> Your goal
Transcribe the entries exactly; images are not part of the copy.

> Data to use
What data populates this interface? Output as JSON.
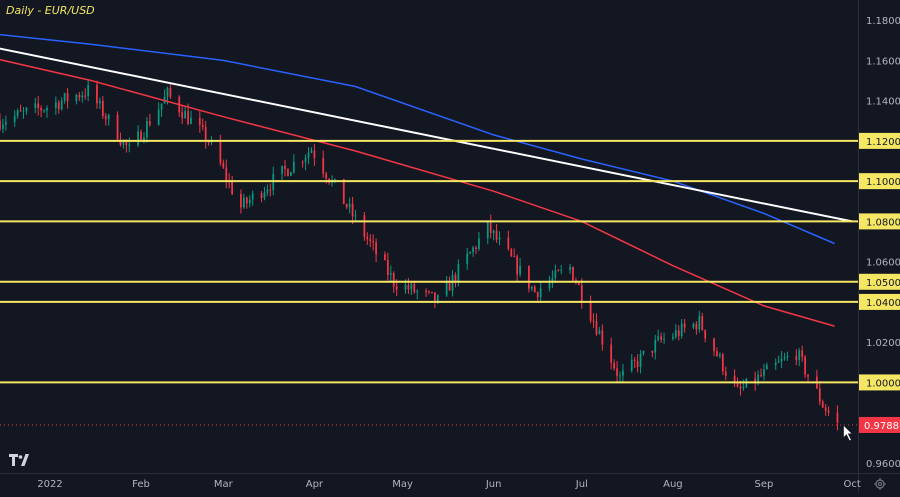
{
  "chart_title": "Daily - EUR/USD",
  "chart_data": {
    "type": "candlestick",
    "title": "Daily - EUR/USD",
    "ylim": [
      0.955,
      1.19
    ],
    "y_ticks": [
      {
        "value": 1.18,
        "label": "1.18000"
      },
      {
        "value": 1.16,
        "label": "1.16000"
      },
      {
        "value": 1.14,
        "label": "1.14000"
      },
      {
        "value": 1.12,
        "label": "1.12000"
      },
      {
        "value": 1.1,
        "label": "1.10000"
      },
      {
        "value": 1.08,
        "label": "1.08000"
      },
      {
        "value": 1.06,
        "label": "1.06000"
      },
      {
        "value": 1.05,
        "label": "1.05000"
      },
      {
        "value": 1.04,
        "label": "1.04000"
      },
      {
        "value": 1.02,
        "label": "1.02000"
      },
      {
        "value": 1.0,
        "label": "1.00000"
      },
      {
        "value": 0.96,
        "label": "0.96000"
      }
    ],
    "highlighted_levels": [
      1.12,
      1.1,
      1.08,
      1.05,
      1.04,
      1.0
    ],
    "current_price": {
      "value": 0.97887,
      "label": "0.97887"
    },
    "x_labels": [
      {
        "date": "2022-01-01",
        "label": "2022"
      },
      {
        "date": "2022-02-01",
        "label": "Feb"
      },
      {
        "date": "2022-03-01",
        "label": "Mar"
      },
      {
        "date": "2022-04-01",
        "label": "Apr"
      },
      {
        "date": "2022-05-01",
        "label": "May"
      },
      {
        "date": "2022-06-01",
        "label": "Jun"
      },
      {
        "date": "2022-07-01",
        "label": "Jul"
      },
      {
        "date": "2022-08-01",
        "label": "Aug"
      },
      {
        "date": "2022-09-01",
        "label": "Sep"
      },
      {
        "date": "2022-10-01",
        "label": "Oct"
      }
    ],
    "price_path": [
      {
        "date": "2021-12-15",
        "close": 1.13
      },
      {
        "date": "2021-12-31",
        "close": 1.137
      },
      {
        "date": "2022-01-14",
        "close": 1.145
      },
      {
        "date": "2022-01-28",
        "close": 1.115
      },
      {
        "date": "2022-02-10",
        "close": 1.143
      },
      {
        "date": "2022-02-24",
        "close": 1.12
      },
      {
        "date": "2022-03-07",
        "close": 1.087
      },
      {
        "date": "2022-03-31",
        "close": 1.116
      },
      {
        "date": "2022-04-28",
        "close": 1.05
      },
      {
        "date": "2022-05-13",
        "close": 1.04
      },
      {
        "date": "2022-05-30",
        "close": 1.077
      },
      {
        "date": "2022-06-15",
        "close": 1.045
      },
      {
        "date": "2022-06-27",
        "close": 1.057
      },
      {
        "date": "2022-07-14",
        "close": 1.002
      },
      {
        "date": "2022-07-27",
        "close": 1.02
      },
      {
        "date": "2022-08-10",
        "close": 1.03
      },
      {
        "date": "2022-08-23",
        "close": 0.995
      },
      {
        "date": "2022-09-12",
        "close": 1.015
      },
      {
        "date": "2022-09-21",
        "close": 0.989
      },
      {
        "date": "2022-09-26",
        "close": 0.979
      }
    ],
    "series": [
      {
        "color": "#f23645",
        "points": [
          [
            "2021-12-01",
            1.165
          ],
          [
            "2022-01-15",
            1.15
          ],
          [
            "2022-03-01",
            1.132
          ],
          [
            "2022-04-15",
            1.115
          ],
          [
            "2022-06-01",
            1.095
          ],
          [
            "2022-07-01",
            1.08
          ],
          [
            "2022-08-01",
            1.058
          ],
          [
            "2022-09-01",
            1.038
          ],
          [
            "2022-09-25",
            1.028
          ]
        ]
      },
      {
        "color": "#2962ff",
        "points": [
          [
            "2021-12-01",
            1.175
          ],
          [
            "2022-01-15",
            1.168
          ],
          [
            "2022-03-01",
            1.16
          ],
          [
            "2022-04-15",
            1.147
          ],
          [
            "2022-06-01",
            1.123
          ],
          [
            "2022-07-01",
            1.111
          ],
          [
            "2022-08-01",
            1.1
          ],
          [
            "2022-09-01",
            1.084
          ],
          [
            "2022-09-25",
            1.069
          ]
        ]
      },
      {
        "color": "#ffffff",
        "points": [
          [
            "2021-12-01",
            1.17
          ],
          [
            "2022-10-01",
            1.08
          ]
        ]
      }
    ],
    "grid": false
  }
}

> Worked answer
What data populates this interface? Output as JSON.
{
  "chart_title": "Daily - EUR/USD",
  "chart_data": {
    "type": "candlestick",
    "title": "Daily - EUR/USD",
    "ylim": [
      0.955,
      1.19
    ],
    "y_ticks": [
      {
        "value": 1.18,
        "label": "1.18000"
      },
      {
        "value": 1.16,
        "label": "1.16000"
      },
      {
        "value": 1.14,
        "label": "1.14000"
      },
      {
        "value": 1.12,
        "label": "1.12000"
      },
      {
        "value": 1.1,
        "label": "1.10000"
      },
      {
        "value": 1.08,
        "label": "1.08000"
      },
      {
        "value": 1.06,
        "label": "1.06000"
      },
      {
        "value": 1.05,
        "label": "1.05000"
      },
      {
        "value": 1.04,
        "label": "1.04000"
      },
      {
        "value": 1.02,
        "label": "1.02000"
      },
      {
        "value": 1.0,
        "label": "1.00000"
      },
      {
        "value": 0.96,
        "label": "0.96000"
      }
    ],
    "highlighted_levels": [
      1.12,
      1.1,
      1.08,
      1.05,
      1.04,
      1.0
    ],
    "current_price": {
      "value": 0.97887,
      "label": "0.97887"
    },
    "x_labels": [
      {
        "date": "2022-01-01",
        "label": "2022"
      },
      {
        "date": "2022-02-01",
        "label": "Feb"
      },
      {
        "date": "2022-03-01",
        "label": "Mar"
      },
      {
        "date": "2022-04-01",
        "label": "Apr"
      },
      {
        "date": "2022-05-01",
        "label": "May"
      },
      {
        "date": "2022-06-01",
        "label": "Jun"
      },
      {
        "date": "2022-07-01",
        "label": "Jul"
      },
      {
        "date": "2022-08-01",
        "label": "Aug"
      },
      {
        "date": "2022-09-01",
        "label": "Sep"
      },
      {
        "date": "2022-10-01",
        "label": "Oct"
      }
    ],
    "price_path": [
      {
        "date": "2021-12-15",
        "close": 1.13
      },
      {
        "date": "2021-12-31",
        "close": 1.137
      },
      {
        "date": "2022-01-14",
        "close": 1.145
      },
      {
        "date": "2022-01-28",
        "close": 1.115
      },
      {
        "date": "2022-02-10",
        "close": 1.143
      },
      {
        "date": "2022-02-24",
        "close": 1.12
      },
      {
        "date": "2022-03-07",
        "close": 1.087
      },
      {
        "date": "2022-03-31",
        "close": 1.116
      },
      {
        "date": "2022-04-28",
        "close": 1.05
      },
      {
        "date": "2022-05-13",
        "close": 1.04
      },
      {
        "date": "2022-05-30",
        "close": 1.077
      },
      {
        "date": "2022-06-15",
        "close": 1.045
      },
      {
        "date": "2022-06-27",
        "close": 1.057
      },
      {
        "date": "2022-07-14",
        "close": 1.002
      },
      {
        "date": "2022-07-27",
        "close": 1.02
      },
      {
        "date": "2022-08-10",
        "close": 1.03
      },
      {
        "date": "2022-08-23",
        "close": 0.995
      },
      {
        "date": "2022-09-12",
        "close": 1.015
      },
      {
        "date": "2022-09-21",
        "close": 0.989
      },
      {
        "date": "2022-09-26",
        "close": 0.979
      }
    ],
    "series": [
      {
        "color": "#f23645",
        "points": [
          [
            "2021-12-01",
            1.165
          ],
          [
            "2022-01-15",
            1.15
          ],
          [
            "2022-03-01",
            1.132
          ],
          [
            "2022-04-15",
            1.115
          ],
          [
            "2022-06-01",
            1.095
          ],
          [
            "2022-07-01",
            1.08
          ],
          [
            "2022-08-01",
            1.058
          ],
          [
            "2022-09-01",
            1.038
          ],
          [
            "2022-09-25",
            1.028
          ]
        ]
      },
      {
        "color": "#2962ff",
        "points": [
          [
            "2021-12-01",
            1.175
          ],
          [
            "2022-01-15",
            1.168
          ],
          [
            "2022-03-01",
            1.16
          ],
          [
            "2022-04-15",
            1.147
          ],
          [
            "2022-06-01",
            1.123
          ],
          [
            "2022-07-01",
            1.111
          ],
          [
            "2022-08-01",
            1.1
          ],
          [
            "2022-09-01",
            1.084
          ],
          [
            "2022-09-25",
            1.069
          ]
        ]
      },
      {
        "color": "#ffffff",
        "points": [
          [
            "2021-12-01",
            1.17
          ],
          [
            "2022-10-01",
            1.08
          ]
        ]
      }
    ],
    "grid": false
  }
}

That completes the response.